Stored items
^^^^^^^^^^^^^^^^

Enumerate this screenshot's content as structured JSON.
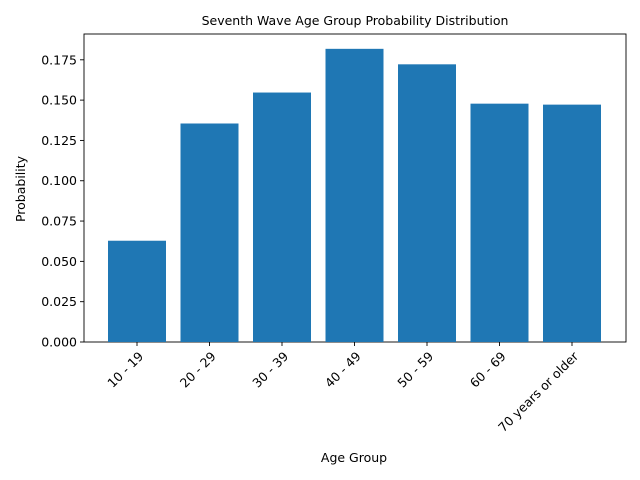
{
  "chart_data": {
    "type": "bar",
    "title": "Seventh Wave Age Group Probability Distribution",
    "xlabel": "Age Group",
    "ylabel": "Probability",
    "categories": [
      "10 - 19",
      "20 - 29",
      "30 - 39",
      "40 - 49",
      "50 - 59",
      "60 - 69",
      "70 years or older"
    ],
    "values": [
      0.0628,
      0.1355,
      0.1547,
      0.1818,
      0.1722,
      0.1478,
      0.1472
    ],
    "ylim": [
      0,
      0.191
    ],
    "yticks": [
      "0.000",
      "0.025",
      "0.050",
      "0.075",
      "0.100",
      "0.125",
      "0.150",
      "0.175"
    ],
    "grid": false,
    "legend": "none",
    "bar_color": "#1f77b4",
    "xtick_rotation": 45
  }
}
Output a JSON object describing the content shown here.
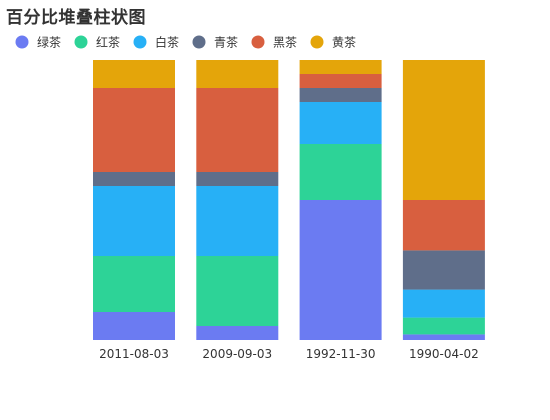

^^^^^^^^^^^^^^^^

## PROBLEM STATEMENT
Your task is to list each line of the records with the word "content".

## COMPLETE OUTPUT
Enumerate this screenshot's content as structured JSON.
Output a JSON object describing the content shown here.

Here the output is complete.